What to do: Starting at the top line and ending at the bottom one, repeat the entries exactly and drop every picture.
** Opening Records for the exercise block **
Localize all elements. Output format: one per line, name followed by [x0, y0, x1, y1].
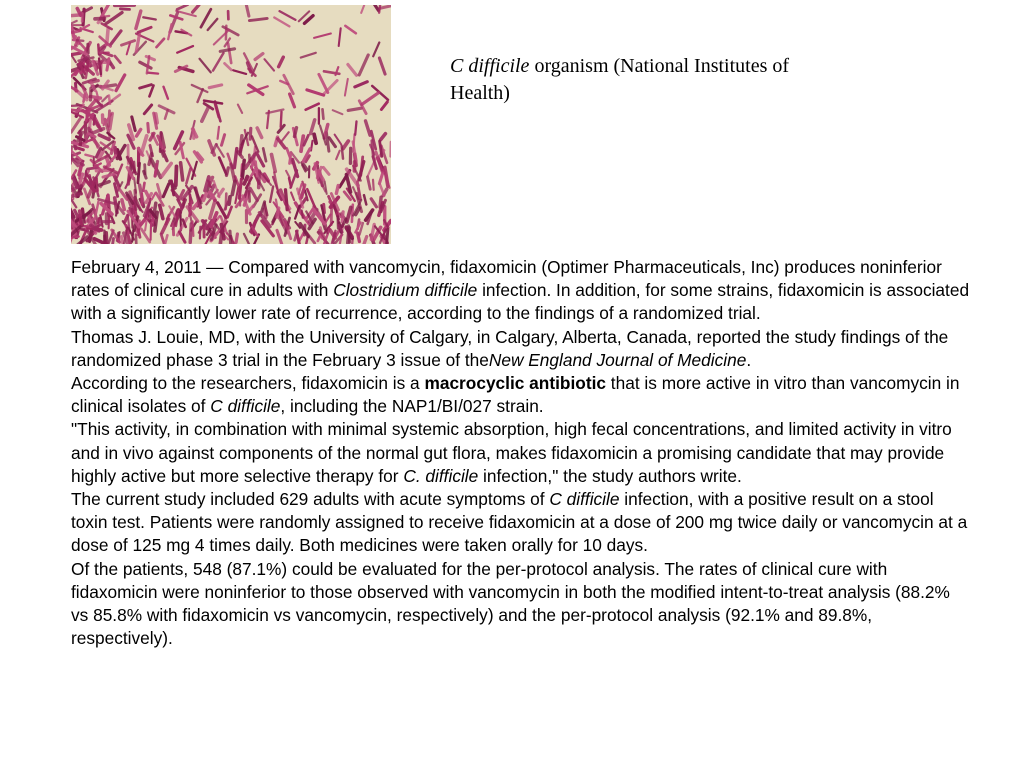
paragraph-3: According to the researchers, fidaxomicin is a macrocyclic antibiotic that is more active in vitro than vancomycin in clinical isolates of C difficile, including the NAP1/BI/027 strain.	[71, 373, 960, 417]
paragraph-4-quote: "This activity, in combination with minimal systemic absorption, high fecal concentrations, and limited activity in vitro and in vivo against components of the normal gut flora, makes fidaxomicin a promising candidate that may provide highly active but more selective therapy for C. difficile infection," the study authors write.	[71, 419, 952, 486]
figure-caption	[450, 53, 830, 107]
paragraph-1: February 4, 2011 — Compared with vancomycin, fidaxomicin (Optimer Pharmaceuticals, Inc) produces noninferior rates of clinical cure in adults with Clostridium difficile infection. In addition, for some strains, fidaxomicin is associated with a significantly lower rate of recurrence, according to the findings of a randomized trial.	[71, 257, 970, 324]
caption-source: organism (National Institutes of Health)	[450, 55, 790, 104]
article-body	[71, 256, 971, 650]
macrocyclic-antibiotic-term: macrocyclic antibiotic	[424, 373, 606, 394]
paragraph-5: The current study included 629 adults with acute symptoms of C difficile infection, with a positive result on a stool toxin test. Patients were randomly assigned to receive fidaxomicin at a dose of 200 mg twice daily or vancomycin at a dose of 125 mg 4 times daily. Both medicines were taken orally for 10 days.	[71, 489, 968, 556]
paragraph-2: Thomas J. Louie, MD, with the University of Calgary, in Calgary, Alberta, Canada, reported the study findings of the randomized phase 3 trial in the February 3 issue of theNew England Journal of Medicine.	[71, 326, 949, 370]
caption-organism: C difficile	[450, 55, 530, 77]
journal-name: New England Journal of Medicine	[488, 349, 747, 370]
paragraph-6: Of the patients, 548 (87.1%) could be evaluated for the per-protocol analysis. The rates of clinical cure with fidaxomicin were noninferior to those observed with vancomycin in both the modified intent-to-treat analysis (88.2% vs 85.8% with fidaxomicin vs vancomycin, respectively) and the per-protocol analysis (92.1% and 89.8%, respectively).	[71, 558, 950, 649]
c-difficile-micrograph	[71, 5, 391, 244]
bacteria-image	[71, 5, 391, 244]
** Closing Records for the exercise block **
Response to this exercise:
Localize all elements. Output format: one per line, name followed by [x0, y0, x1, y1].
paragraph-3: According to the researchers, fidaxomicin is a macrocyclic antibiotic that is more active in vitro than vancomycin in clinical isolates of C difficile, including the NAP1/BI/027 strain.	[71, 373, 960, 417]
paragraph-4-quote: "This activity, in combination with minimal systemic absorption, high fecal concentrations, and limited activity in vitro and in vivo against components of the normal gut flora, makes fidaxomicin a promising candidate that may provide highly active but more selective therapy for C. difficile infection," the study authors write.	[71, 419, 952, 486]
figure-caption	[450, 53, 830, 107]
paragraph-1: February 4, 2011 — Compared with vancomycin, fidaxomicin (Optimer Pharmaceuticals, Inc) produces noninferior rates of clinical cure in adults with Clostridium difficile infection. In addition, for some strains, fidaxomicin is associated with a significantly lower rate of recurrence, according to the findings of a randomized trial.	[71, 257, 970, 324]
caption-source: organism (National Institutes of Health)	[450, 55, 790, 104]
article-body	[71, 256, 971, 650]
macrocyclic-antibiotic-term: macrocyclic antibiotic	[424, 373, 606, 394]
paragraph-5: The current study included 629 adults with acute symptoms of C difficile infection, with a positive result on a stool toxin test. Patients were randomly assigned to receive fidaxomicin at a dose of 200 mg twice daily or vancomycin at a dose of 125 mg 4 times daily. Both medicines were taken orally for 10 days.	[71, 489, 968, 556]
paragraph-2: Thomas J. Louie, MD, with the University of Calgary, in Calgary, Alberta, Canada, reported the study findings of the randomized phase 3 trial in the February 3 issue of theNew England Journal of Medicine.	[71, 326, 949, 370]
caption-organism: C difficile	[450, 55, 530, 77]
journal-name: New England Journal of Medicine	[488, 349, 747, 370]
paragraph-6: Of the patients, 548 (87.1%) could be evaluated for the per-protocol analysis. The rates of clinical cure with fidaxomicin were noninferior to those observed with vancomycin in both the modified intent-to-treat analysis (88.2% vs 85.8% with fidaxomicin vs vancomycin, respectively) and the per-protocol analysis (92.1% and 89.8%, respectively).	[71, 558, 950, 649]
c-difficile-micrograph	[71, 5, 391, 244]
bacteria-image	[71, 5, 391, 244]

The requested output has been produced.